#### Records to use
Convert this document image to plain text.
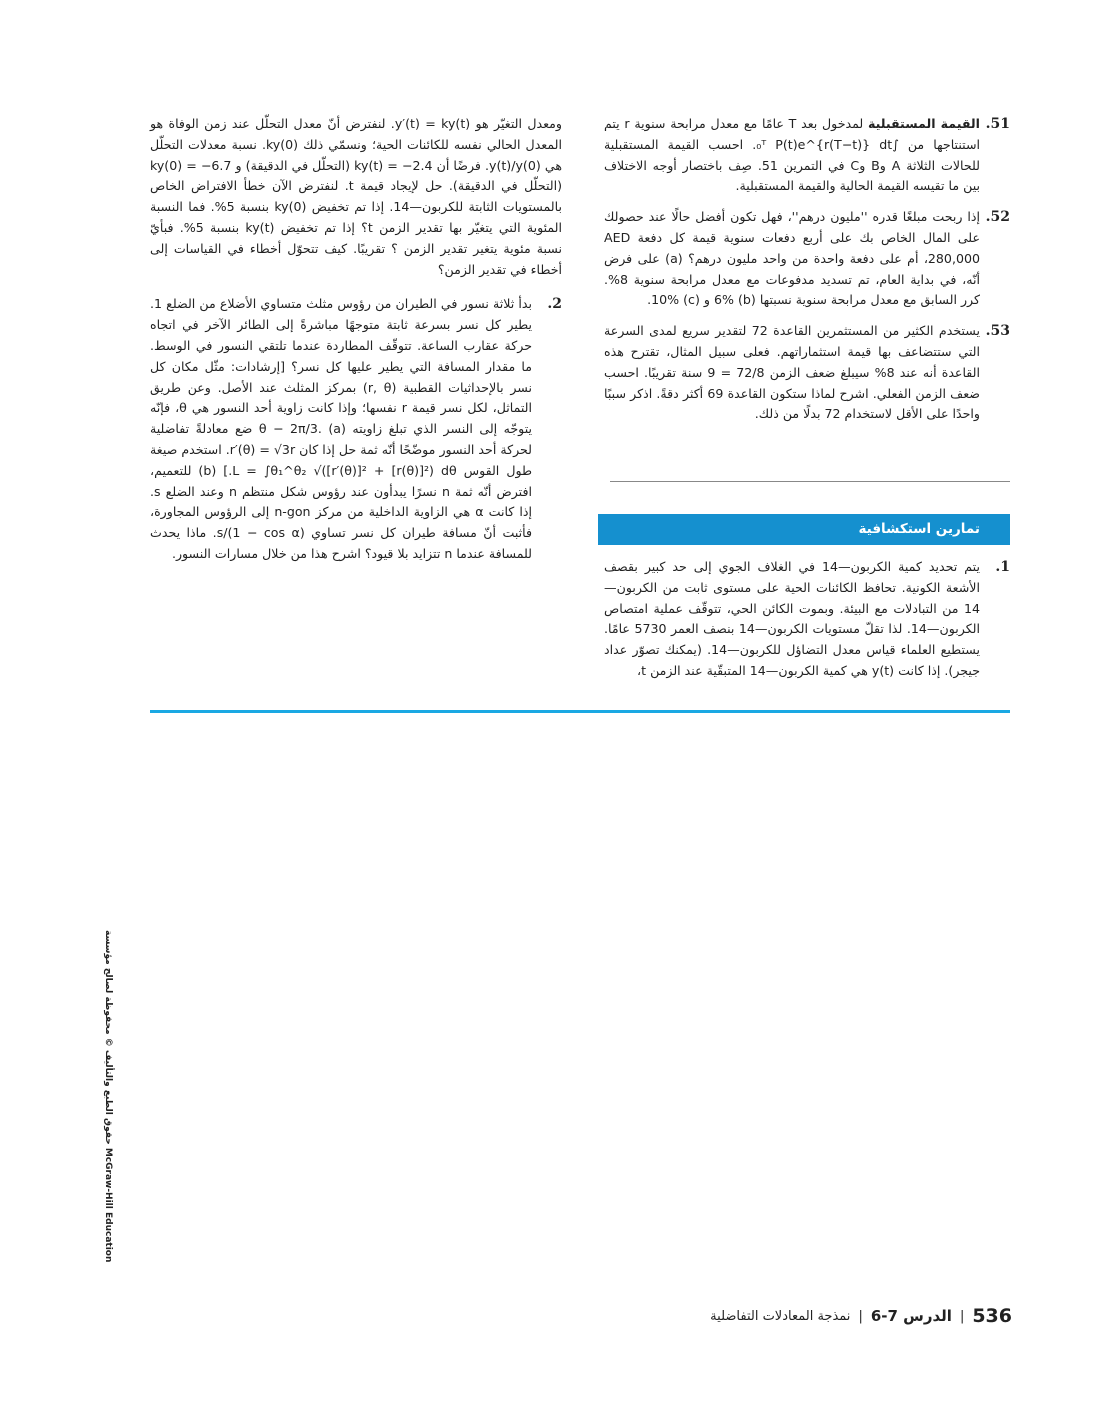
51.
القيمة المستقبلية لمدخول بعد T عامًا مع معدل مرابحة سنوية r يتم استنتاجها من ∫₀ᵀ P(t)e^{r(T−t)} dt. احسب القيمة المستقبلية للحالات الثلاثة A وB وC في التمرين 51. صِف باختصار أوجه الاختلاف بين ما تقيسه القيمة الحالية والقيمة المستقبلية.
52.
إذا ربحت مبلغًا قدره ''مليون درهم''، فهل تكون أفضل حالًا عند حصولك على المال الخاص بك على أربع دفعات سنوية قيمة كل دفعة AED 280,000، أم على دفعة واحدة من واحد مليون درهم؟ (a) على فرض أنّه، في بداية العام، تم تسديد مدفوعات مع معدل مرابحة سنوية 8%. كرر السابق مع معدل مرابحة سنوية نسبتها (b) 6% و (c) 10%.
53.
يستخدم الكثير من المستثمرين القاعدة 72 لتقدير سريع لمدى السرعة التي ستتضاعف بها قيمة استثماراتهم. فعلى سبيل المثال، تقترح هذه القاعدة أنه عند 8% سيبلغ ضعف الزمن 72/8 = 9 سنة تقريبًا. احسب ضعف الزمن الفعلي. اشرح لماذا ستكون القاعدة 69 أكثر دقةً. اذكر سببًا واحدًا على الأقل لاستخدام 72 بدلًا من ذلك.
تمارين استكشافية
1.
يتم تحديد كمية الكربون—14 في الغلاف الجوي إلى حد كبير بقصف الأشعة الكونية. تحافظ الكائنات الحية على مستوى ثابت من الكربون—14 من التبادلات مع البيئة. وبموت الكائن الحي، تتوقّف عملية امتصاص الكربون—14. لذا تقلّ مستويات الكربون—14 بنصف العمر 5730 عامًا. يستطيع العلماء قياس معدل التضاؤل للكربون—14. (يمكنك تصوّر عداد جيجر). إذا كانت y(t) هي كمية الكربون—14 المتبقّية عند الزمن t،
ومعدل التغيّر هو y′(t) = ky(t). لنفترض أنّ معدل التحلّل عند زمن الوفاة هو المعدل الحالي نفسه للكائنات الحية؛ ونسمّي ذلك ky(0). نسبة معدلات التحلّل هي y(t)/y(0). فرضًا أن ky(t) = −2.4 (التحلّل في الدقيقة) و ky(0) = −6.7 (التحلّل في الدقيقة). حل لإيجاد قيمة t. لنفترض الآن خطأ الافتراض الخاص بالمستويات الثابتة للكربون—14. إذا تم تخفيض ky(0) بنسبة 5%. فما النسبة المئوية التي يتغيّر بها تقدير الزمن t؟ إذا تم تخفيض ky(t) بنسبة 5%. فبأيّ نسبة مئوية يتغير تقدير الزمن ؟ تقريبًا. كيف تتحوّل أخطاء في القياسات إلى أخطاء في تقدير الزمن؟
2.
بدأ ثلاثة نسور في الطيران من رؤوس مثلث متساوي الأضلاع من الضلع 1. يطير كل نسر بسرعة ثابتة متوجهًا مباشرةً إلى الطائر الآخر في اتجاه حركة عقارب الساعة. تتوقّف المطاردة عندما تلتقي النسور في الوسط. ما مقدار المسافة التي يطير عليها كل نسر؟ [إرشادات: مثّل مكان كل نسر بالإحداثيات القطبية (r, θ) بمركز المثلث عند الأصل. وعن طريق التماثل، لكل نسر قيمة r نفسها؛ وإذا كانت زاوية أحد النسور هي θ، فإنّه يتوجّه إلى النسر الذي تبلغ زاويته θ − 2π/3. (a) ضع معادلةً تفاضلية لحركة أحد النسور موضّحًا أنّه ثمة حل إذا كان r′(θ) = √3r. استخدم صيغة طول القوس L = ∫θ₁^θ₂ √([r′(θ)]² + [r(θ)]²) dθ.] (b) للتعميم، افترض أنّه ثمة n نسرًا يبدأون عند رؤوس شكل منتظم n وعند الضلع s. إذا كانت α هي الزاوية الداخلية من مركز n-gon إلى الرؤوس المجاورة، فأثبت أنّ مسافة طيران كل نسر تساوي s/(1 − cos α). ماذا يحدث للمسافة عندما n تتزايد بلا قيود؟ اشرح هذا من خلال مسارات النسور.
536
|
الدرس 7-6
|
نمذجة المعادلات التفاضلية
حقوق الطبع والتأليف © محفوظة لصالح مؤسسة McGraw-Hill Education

---

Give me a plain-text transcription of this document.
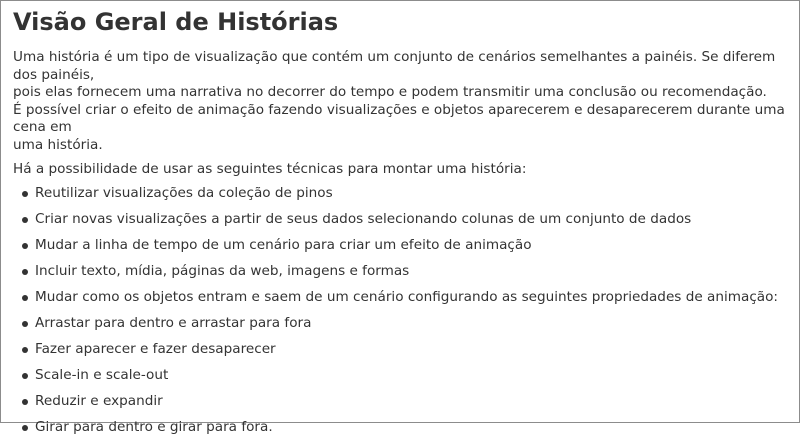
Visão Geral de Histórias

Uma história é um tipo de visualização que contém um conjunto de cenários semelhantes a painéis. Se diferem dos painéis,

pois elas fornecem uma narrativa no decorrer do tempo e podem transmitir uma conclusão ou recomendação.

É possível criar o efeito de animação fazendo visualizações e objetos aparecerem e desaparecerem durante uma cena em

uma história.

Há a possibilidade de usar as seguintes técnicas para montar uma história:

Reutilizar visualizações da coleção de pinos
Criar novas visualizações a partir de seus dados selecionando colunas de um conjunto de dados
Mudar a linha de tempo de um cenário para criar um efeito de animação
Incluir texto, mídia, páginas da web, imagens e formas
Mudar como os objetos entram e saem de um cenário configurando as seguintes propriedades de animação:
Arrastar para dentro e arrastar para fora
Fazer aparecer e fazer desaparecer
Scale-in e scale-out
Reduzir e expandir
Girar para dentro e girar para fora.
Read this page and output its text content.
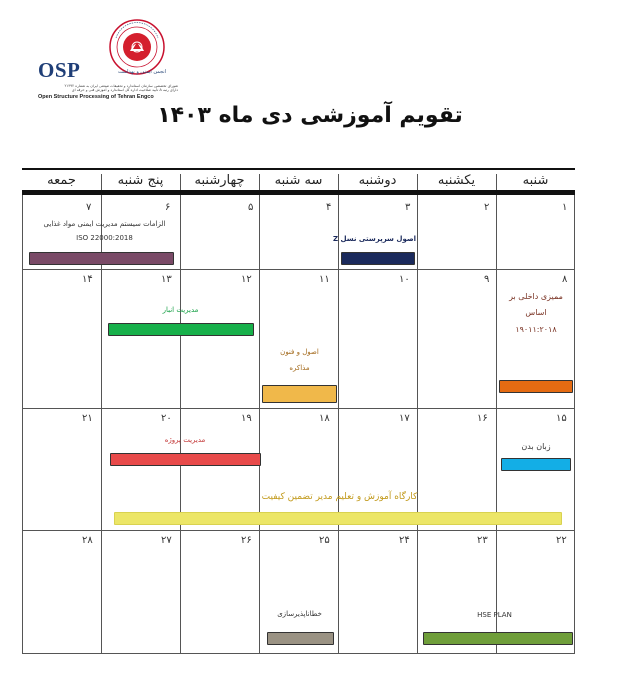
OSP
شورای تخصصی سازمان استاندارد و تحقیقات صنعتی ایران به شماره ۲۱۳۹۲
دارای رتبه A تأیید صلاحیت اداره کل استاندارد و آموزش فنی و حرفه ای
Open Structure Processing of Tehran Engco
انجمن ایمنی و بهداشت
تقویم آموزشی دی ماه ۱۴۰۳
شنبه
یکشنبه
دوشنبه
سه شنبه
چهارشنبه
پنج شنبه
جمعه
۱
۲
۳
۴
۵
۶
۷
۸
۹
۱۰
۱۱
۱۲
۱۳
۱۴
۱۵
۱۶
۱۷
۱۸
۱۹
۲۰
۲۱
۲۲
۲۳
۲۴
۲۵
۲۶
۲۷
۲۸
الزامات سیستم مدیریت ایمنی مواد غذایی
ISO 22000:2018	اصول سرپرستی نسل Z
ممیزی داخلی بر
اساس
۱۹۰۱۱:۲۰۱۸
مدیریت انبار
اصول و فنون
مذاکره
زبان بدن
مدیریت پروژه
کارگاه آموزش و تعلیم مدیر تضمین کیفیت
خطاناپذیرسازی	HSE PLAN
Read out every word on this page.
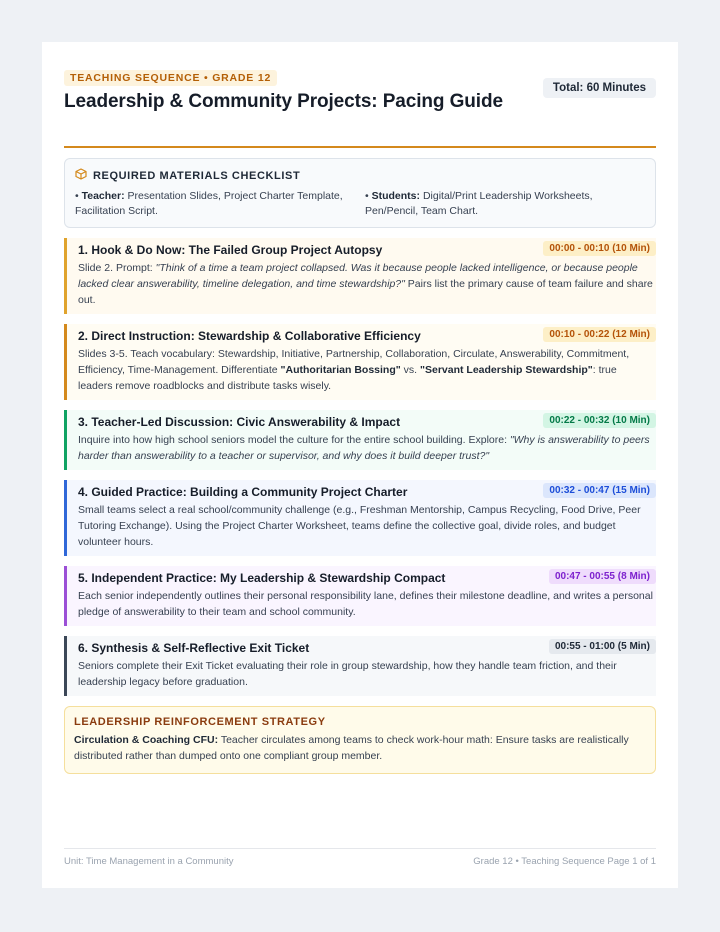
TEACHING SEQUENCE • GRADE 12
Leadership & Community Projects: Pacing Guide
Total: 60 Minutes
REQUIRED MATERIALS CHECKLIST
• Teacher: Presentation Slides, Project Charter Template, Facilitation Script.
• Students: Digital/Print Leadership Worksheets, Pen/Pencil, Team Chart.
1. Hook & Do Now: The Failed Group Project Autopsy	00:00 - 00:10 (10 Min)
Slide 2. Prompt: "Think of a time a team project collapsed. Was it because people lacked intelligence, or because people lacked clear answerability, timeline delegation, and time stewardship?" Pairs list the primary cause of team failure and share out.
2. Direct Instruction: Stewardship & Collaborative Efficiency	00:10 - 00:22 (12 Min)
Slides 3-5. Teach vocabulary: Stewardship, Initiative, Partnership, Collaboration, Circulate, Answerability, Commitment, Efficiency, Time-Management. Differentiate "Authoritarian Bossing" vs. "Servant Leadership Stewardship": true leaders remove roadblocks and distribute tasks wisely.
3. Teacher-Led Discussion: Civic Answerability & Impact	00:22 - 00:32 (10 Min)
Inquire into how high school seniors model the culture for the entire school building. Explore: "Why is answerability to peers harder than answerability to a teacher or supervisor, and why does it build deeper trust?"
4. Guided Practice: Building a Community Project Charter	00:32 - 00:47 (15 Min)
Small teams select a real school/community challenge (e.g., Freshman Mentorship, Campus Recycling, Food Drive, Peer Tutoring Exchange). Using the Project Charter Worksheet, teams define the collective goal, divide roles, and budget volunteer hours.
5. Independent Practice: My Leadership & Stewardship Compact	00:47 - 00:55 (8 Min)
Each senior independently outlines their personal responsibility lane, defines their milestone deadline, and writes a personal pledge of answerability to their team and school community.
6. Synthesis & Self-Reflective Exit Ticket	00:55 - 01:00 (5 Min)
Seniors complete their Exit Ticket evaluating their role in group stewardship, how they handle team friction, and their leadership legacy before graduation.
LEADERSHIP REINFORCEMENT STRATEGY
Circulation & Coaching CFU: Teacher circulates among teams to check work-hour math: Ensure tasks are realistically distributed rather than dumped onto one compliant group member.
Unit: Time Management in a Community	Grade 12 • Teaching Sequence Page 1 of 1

#### Task goal
From the data above, show each line that contains "plain".

#### Correct output
Convert this document image to plain text.
Give me a plain-text transcription of this document.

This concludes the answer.